| GIVEN RECORDS |
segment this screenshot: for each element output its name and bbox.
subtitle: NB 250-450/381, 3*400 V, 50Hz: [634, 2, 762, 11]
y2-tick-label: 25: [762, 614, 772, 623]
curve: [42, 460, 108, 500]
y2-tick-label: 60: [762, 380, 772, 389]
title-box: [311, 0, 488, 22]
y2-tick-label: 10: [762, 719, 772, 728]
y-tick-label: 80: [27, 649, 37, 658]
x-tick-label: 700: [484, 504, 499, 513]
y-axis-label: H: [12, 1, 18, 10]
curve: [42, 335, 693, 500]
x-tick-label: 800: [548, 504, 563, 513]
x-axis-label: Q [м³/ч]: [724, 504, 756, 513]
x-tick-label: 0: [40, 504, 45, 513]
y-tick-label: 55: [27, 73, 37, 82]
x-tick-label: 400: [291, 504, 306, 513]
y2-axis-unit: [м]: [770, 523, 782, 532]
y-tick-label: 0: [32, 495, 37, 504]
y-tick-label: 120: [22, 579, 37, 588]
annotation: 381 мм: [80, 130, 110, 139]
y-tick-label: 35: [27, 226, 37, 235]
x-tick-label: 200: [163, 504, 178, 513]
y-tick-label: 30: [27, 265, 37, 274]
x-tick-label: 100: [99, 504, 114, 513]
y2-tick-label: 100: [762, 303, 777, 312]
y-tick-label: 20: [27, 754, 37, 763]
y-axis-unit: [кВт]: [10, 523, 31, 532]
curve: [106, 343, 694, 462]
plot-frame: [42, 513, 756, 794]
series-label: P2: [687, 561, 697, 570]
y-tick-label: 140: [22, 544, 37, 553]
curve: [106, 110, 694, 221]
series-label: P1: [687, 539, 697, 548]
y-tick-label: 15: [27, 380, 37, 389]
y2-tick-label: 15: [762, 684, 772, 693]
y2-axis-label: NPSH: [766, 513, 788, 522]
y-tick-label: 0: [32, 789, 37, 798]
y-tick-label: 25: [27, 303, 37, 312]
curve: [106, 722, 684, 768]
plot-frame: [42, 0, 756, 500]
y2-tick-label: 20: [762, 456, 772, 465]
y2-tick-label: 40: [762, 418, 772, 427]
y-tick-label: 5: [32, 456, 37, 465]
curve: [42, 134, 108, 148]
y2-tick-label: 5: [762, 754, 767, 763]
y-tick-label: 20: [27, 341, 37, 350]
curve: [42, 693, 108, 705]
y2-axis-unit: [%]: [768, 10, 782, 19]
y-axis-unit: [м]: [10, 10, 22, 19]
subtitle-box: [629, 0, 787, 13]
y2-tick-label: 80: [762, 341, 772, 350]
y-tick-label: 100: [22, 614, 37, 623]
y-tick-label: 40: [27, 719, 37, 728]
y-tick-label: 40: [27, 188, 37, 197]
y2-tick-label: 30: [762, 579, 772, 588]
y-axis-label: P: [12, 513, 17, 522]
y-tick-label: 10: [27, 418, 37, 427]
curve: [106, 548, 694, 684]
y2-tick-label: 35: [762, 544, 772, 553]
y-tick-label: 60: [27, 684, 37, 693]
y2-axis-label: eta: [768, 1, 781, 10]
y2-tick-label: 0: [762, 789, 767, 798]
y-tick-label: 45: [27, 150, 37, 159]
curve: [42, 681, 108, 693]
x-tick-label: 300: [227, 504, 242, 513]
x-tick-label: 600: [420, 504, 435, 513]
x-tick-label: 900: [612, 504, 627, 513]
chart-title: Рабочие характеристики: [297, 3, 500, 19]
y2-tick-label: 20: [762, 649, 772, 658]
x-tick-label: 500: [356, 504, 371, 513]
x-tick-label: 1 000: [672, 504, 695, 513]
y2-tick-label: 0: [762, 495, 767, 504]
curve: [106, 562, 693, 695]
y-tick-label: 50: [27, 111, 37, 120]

| CHALLENGE |
Pull every row above out and reproduce each one verbatim, in the same order.

| THE REPLY |
segment this screenshot: for each element output its name and bbox.
subtitle: NB 250-450/381, 3*400 V, 50Hz: [634, 2, 762, 11]
y2-tick-label: 25: [762, 614, 772, 623]
curve: [42, 460, 108, 500]
y2-tick-label: 60: [762, 380, 772, 389]
title-box: [311, 0, 488, 22]
y2-tick-label: 10: [762, 719, 772, 728]
y-tick-label: 80: [27, 649, 37, 658]
x-tick-label: 700: [484, 504, 499, 513]
y-axis-label: H: [12, 1, 18, 10]
curve: [42, 335, 693, 500]
x-tick-label: 800: [548, 504, 563, 513]
x-axis-label: Q [м³/ч]: [724, 504, 756, 513]
x-tick-label: 0: [40, 504, 45, 513]
y-tick-label: 55: [27, 73, 37, 82]
x-tick-label: 400: [291, 504, 306, 513]
y2-axis-unit: [м]: [770, 523, 782, 532]
y-tick-label: 0: [32, 495, 37, 504]
y-tick-label: 120: [22, 579, 37, 588]
annotation: 381 мм: [80, 130, 110, 139]
y-tick-label: 35: [27, 226, 37, 235]
x-tick-label: 200: [163, 504, 178, 513]
y-tick-label: 30: [27, 265, 37, 274]
x-tick-label: 100: [99, 504, 114, 513]
y2-tick-label: 100: [762, 303, 777, 312]
y-tick-label: 20: [27, 754, 37, 763]
y-axis-unit: [кВт]: [10, 523, 31, 532]
curve: [106, 343, 694, 462]
plot-frame: [42, 513, 756, 794]
series-label: P2: [687, 561, 697, 570]
y-tick-label: 140: [22, 544, 37, 553]
curve: [106, 110, 694, 221]
series-label: P1: [687, 539, 697, 548]
y-tick-label: 15: [27, 380, 37, 389]
y2-tick-label: 15: [762, 684, 772, 693]
y2-axis-label: NPSH: [766, 513, 788, 522]
y-tick-label: 0: [32, 789, 37, 798]
y-tick-label: 25: [27, 303, 37, 312]
curve: [106, 722, 684, 768]
plot-frame: [42, 0, 756, 500]
y2-tick-label: 20: [762, 456, 772, 465]
y2-tick-label: 40: [762, 418, 772, 427]
y-tick-label: 5: [32, 456, 37, 465]
curve: [42, 134, 108, 148]
y2-tick-label: 5: [762, 754, 767, 763]
y-tick-label: 20: [27, 341, 37, 350]
curve: [42, 693, 108, 705]
y2-axis-unit: [%]: [768, 10, 782, 19]
y-axis-unit: [м]: [10, 10, 22, 19]
subtitle-box: [629, 0, 787, 13]
y2-tick-label: 80: [762, 341, 772, 350]
y-tick-label: 100: [22, 614, 37, 623]
y-tick-label: 40: [27, 719, 37, 728]
y-tick-label: 40: [27, 188, 37, 197]
y2-tick-label: 30: [762, 579, 772, 588]
y-axis-label: P: [12, 513, 17, 522]
y-tick-label: 10: [27, 418, 37, 427]
curve: [106, 548, 694, 684]
y2-tick-label: 35: [762, 544, 772, 553]
y-tick-label: 60: [27, 684, 37, 693]
y2-axis-label: eta: [768, 1, 781, 10]
y2-tick-label: 0: [762, 789, 767, 798]
y-tick-label: 45: [27, 150, 37, 159]
curve: [42, 681, 108, 693]
x-tick-label: 300: [227, 504, 242, 513]
x-tick-label: 600: [420, 504, 435, 513]
x-tick-label: 900: [612, 504, 627, 513]
chart-title: Рабочие характеристики: [297, 3, 500, 19]
y2-tick-label: 20: [762, 649, 772, 658]
x-tick-label: 500: [356, 504, 371, 513]
x-tick-label: 1 000: [672, 504, 695, 513]
y2-tick-label: 0: [762, 495, 767, 504]
curve: [106, 562, 693, 695]
y-tick-label: 50: [27, 111, 37, 120]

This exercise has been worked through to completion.